EXERCISE DIRECTIONS
Copy out, word for word, the lines of the records starting at the line that contains "tool-icon[interactable] bbox=[611, 856, 620, 865]" and ending after the line that contains "menu-item-edit[interactable]: Edit bbox=[25, 803, 37, 814]".

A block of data
+++++

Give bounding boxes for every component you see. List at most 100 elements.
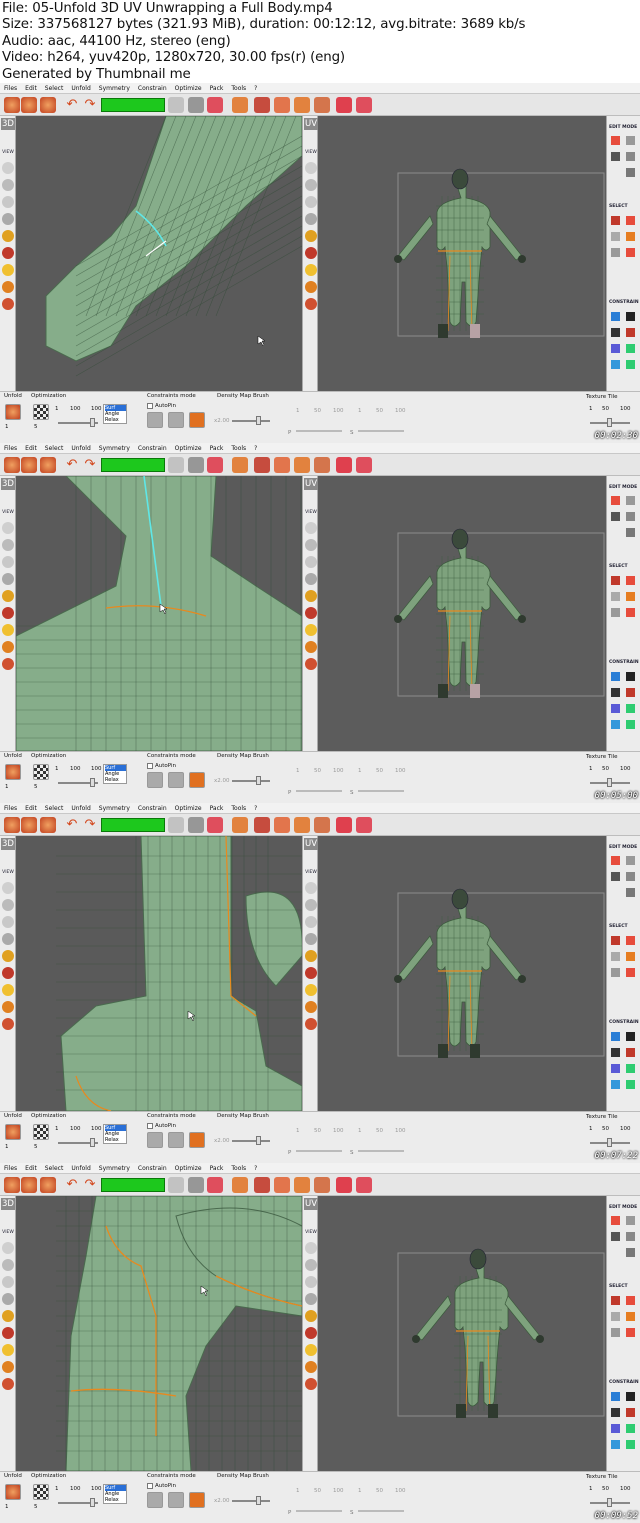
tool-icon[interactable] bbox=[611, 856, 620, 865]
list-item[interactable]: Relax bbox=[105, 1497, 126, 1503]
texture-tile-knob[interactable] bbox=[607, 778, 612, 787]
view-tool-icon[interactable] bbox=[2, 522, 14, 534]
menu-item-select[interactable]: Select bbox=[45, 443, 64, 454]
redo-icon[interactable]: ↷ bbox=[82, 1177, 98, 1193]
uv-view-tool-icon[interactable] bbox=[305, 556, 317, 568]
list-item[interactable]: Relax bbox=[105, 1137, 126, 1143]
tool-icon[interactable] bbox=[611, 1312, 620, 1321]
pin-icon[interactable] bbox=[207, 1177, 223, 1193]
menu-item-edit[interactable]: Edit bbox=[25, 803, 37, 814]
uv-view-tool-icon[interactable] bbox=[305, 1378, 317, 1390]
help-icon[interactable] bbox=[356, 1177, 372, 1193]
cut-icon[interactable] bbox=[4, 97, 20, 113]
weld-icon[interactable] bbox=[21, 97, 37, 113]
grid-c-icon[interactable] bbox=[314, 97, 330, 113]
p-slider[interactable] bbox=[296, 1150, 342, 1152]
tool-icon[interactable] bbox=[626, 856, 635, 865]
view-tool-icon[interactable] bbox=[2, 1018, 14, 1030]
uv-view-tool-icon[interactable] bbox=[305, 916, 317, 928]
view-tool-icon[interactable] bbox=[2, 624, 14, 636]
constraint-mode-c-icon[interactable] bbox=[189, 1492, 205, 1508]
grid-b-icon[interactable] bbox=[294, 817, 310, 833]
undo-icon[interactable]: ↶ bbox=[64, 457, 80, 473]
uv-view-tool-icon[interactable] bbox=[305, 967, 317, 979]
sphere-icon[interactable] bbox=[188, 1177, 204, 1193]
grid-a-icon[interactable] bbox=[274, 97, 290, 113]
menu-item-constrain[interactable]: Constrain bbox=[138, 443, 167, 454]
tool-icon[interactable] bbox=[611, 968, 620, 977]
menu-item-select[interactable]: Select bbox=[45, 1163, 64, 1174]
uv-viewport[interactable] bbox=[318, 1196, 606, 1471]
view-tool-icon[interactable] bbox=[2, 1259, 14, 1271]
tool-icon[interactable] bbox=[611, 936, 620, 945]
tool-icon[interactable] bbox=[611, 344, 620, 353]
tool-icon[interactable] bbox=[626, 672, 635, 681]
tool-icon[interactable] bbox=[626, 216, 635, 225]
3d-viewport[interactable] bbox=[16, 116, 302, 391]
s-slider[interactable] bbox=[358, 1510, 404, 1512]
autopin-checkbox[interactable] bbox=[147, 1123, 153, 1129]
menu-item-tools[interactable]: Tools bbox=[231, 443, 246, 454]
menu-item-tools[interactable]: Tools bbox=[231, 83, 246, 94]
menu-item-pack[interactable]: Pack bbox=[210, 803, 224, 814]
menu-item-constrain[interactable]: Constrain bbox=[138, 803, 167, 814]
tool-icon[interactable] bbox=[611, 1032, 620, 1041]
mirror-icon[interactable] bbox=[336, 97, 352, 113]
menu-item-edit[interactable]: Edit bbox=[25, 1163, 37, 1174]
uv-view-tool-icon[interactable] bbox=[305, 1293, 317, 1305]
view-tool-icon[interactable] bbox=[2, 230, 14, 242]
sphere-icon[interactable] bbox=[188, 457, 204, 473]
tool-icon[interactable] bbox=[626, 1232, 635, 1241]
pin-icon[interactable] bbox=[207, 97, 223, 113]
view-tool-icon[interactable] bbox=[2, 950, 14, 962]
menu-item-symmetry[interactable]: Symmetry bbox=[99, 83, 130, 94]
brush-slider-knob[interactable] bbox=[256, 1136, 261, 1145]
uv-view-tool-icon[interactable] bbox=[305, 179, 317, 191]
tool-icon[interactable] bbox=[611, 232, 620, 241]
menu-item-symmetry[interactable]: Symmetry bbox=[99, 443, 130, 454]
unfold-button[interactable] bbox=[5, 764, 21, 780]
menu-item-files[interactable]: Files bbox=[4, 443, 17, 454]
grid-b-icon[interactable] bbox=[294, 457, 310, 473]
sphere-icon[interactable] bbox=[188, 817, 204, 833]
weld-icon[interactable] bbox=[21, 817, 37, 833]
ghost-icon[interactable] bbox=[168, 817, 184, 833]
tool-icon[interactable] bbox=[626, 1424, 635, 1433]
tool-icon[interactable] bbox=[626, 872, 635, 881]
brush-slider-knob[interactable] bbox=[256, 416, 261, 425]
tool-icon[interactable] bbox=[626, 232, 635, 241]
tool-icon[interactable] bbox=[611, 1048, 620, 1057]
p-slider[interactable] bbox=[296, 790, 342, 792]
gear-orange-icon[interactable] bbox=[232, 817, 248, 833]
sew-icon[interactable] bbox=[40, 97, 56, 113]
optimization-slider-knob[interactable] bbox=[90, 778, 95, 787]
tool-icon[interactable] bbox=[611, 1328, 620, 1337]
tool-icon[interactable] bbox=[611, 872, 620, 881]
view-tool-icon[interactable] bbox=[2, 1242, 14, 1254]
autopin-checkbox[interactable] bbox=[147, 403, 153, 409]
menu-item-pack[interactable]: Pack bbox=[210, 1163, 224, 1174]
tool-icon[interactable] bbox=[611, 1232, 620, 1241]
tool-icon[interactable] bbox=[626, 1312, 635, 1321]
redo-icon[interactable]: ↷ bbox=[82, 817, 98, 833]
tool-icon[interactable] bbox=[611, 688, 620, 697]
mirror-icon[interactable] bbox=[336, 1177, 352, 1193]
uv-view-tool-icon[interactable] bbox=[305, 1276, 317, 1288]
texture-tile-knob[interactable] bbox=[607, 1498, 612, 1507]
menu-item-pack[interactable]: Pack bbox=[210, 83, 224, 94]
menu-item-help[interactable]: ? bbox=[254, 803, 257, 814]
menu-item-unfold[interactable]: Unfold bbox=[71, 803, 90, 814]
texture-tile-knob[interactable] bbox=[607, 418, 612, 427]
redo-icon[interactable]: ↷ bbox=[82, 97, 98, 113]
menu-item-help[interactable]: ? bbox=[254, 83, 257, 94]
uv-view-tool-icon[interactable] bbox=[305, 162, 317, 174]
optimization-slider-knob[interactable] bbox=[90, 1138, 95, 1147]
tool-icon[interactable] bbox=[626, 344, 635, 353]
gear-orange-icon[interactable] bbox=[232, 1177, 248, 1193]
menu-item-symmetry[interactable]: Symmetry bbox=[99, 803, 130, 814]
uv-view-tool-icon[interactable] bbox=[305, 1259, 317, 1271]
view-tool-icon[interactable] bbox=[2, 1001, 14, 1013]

+++++

FINISHED EXERCISE
tool-icon[interactable] bbox=[611, 856, 620, 865]
list-item[interactable]: Relax bbox=[105, 1497, 126, 1503]
texture-tile-knob[interactable] bbox=[607, 778, 612, 787]
view-tool-icon[interactable] bbox=[2, 522, 14, 534]
menu-item-select[interactable]: Select bbox=[45, 443, 64, 454]
redo-icon[interactable]: ↷ bbox=[82, 1177, 98, 1193]
uv-view-tool-icon[interactable] bbox=[305, 556, 317, 568]
list-item[interactable]: Relax bbox=[105, 1137, 126, 1143]
tool-icon[interactable] bbox=[611, 1312, 620, 1321]
pin-icon[interactable] bbox=[207, 1177, 223, 1193]
menu-item-edit[interactable]: Edit bbox=[25, 803, 37, 814]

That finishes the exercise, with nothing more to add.